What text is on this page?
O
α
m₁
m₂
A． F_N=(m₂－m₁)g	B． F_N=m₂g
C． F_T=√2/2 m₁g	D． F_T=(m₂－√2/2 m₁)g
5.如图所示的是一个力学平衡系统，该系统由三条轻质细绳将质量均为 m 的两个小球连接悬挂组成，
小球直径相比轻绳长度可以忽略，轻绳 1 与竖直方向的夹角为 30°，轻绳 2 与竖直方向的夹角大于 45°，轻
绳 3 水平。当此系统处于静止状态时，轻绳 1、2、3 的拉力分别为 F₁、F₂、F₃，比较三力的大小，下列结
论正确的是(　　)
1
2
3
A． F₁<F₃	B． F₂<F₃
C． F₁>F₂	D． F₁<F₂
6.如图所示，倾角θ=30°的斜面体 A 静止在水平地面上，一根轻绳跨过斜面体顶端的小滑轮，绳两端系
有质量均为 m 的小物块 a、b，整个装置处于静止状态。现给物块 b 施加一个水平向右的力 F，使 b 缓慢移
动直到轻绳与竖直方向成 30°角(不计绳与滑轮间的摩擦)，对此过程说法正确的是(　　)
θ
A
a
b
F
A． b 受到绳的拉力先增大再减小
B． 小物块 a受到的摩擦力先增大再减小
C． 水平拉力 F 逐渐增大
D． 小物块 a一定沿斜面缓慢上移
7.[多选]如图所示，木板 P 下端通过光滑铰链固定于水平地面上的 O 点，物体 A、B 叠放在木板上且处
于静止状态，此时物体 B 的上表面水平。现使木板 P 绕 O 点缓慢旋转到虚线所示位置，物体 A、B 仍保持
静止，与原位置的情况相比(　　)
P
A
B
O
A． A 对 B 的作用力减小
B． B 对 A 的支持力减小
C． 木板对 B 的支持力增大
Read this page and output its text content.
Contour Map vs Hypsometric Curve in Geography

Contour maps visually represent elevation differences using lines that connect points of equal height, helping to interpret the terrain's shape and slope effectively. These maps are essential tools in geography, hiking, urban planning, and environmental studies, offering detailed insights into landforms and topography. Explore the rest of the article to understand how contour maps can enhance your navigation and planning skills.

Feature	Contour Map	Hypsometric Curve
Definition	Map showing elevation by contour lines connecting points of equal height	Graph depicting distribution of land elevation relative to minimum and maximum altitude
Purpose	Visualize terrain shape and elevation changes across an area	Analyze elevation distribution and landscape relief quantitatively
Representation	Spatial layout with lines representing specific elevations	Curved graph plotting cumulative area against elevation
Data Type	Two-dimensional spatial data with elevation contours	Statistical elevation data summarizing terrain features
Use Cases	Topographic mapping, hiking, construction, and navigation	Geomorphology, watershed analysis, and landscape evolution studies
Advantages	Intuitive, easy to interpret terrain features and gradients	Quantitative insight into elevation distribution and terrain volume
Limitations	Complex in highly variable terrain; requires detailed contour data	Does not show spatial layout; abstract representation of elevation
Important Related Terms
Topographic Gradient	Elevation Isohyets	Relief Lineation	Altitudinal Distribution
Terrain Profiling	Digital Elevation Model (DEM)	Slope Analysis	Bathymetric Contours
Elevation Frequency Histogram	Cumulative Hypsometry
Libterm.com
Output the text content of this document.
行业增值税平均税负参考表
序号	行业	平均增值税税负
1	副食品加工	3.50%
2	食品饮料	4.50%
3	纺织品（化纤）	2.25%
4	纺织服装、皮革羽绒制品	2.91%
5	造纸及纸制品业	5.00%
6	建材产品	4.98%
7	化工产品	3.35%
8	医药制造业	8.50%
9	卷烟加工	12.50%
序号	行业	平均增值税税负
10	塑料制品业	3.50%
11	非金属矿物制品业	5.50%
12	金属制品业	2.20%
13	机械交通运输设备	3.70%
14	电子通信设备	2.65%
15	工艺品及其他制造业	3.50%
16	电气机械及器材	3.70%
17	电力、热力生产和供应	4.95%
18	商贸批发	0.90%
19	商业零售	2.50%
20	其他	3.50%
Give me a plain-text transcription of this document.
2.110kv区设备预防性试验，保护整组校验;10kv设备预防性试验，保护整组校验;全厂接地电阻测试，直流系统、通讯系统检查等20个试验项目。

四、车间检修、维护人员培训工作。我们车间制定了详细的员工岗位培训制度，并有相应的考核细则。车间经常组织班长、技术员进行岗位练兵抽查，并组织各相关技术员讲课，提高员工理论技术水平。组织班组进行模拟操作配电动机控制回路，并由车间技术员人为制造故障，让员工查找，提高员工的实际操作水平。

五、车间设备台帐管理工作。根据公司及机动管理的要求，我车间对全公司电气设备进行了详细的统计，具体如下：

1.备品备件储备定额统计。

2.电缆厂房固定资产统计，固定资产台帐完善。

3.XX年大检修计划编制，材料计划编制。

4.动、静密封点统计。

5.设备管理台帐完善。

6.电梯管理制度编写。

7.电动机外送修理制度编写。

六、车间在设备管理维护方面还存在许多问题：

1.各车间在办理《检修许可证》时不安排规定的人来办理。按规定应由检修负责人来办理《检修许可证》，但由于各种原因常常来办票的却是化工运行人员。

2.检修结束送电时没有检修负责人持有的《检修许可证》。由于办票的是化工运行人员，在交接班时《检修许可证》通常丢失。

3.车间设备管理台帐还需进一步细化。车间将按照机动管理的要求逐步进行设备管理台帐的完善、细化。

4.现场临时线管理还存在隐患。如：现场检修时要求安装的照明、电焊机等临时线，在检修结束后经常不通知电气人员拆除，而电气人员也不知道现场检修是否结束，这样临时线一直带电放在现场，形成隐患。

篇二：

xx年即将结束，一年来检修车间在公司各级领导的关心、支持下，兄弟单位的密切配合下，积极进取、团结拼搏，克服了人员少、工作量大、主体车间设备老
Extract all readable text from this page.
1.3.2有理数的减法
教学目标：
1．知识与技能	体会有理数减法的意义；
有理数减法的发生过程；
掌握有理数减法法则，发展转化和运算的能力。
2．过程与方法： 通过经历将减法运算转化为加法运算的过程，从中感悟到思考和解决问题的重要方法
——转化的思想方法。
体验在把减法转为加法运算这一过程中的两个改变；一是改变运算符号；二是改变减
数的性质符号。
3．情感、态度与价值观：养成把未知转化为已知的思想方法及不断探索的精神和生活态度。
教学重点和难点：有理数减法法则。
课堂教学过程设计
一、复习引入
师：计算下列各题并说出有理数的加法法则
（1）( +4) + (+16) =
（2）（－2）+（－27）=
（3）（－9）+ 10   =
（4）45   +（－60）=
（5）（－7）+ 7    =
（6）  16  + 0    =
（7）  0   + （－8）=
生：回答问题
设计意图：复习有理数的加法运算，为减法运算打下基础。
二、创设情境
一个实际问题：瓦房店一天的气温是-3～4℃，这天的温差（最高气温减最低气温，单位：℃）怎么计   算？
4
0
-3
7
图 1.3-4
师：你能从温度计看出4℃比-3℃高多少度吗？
++++++++
Report each line in the data that holds the word "height".

Contour maps visually represent elevation differences using lines that connect points of equal height, helping to interpret the terrain's shape and slope effectively. These maps are essential tools in geography, hiking, urban planning, and environmental studies, offering detailed insights into landforms and topography. Explore the rest of the article to understand how contour maps can enhance your navigation and planning skills.
Definition	Map showing elevation by contour lines connecting points of equal height	Graph depicting distribution of land elevation relative to minimum and maximum altitude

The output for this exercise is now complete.